**Passage:**
++++++++

Indian writer (1932–2011)

Bal Patil (Marathi: बाळ पाटील; 1932–2011) was a Jain scholar, journalist, social activist and Jain minority status advocate from Mumbai, Maharashtra. He was appointed as a member of State Minority Commission by the Govt. of Maharashtra from 2001 to 2004. He was the Secretary-General of All India Jain Minority Forum, New Delhi—a position he held until his death—and was an ardent advocate of minority status for Jainism. The Jain minority cause gained prominence when he petitioned the Supreme Court of India for the recognition of Jain religious minority status on par with other Indian minorities as per the two recommendations by the National Minorities Commission. He was also the first non-medical President of the National Society for the Prevention of Heart Disease & Rehabilitation, Mumbai. He has also authored many books on Jainism and presented several papers at various seminars and conferences.

==The Bal Patil Judgement case==

The Jain minority cause gained prominence when Bal Patil petitioned the Supreme Court of India to direct the Government of India to declare the Jains as national minorities in accordance with the recommendations of the National minorities commission. However, in 2005, the Supreme Court declined to issue a writ of Mandamus towards granting Jains the status of a religious minority throughout India. The Court however left it to the respective states to decide on the minority status of Jain religion.

++++++++

**Material shown:**

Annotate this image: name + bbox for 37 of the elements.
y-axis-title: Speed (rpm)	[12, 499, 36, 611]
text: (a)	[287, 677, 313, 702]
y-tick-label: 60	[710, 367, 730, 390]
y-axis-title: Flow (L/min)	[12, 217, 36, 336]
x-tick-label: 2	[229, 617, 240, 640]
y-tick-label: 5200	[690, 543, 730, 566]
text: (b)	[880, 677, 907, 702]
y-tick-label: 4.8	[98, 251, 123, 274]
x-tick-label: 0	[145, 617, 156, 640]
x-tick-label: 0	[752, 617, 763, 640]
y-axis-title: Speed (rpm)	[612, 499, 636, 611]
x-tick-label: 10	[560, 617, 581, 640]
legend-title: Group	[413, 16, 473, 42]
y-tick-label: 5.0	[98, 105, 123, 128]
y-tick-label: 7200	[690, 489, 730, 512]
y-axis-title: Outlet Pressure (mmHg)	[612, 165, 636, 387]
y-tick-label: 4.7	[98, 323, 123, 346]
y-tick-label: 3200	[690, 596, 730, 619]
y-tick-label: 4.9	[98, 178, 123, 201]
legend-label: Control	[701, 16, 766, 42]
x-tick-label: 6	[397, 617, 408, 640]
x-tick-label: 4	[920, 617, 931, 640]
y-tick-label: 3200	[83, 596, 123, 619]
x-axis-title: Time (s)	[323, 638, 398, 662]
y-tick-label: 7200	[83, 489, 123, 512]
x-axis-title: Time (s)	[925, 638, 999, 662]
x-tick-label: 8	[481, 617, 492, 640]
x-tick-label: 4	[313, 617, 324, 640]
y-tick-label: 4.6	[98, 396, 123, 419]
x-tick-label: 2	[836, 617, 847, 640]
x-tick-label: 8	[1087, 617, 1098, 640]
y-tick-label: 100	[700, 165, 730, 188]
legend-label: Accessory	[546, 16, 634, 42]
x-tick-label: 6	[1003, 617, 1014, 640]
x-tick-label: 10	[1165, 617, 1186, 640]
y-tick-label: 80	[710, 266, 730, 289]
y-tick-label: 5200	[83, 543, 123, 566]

++++++++

**Check your understanding:**
a) According to the article on Bal Patil, what brought the Jain minority cause to prominence? Answer in one to three sentences.
b) Carry on the article on Bal Patil from its last sentence.
The material has no connection to the article on Bal Patil.

**Exercise responses:**
a) The cause gained prominence when Bal Patil petitioned the Supreme Court of India to direct the Government of India to declare Jains a national minority. His petition followed the recommendations of the National Minorities Commission.

b)
In one of the observations of the Supreme Court, not forming part of the judgment, the Court said:

Thus, 'Hinduism' can be called a general religion and common faith of India whereas 'Jainism' is a special religion formed on the basis of quintessence of Hindu religion. Jainism places greater emphasis on non-violence ('Ahimsa') and compassion ('Karuna'). Their only difference from Hindus is that Jains do not believe in any creator like God but worship only the perfect human-being whom they called Tirthankar. Lord Mahavir was one in the generation of Tirthankars. The Tirthankars are embodiments of perfect human-beings who have achieved human excellence at mental and physical levels. In philosophical sense, Jainism is a reformist movement amongst Hindus like Brahamsamajis, Aryasamajis and Lingayats. The three main principles of Jainism are Ahimsa, Anekantavada and Aparigraha.

The Supreme Court also noted: " … that the State Governments of Chhattisgarh, Maharashtra, Madhya Pradesh, Uttar Pradesh and Uttarakhand have already notified Jains as 'minority' in accordance with the provisions of the respective State Minority Commissions Act."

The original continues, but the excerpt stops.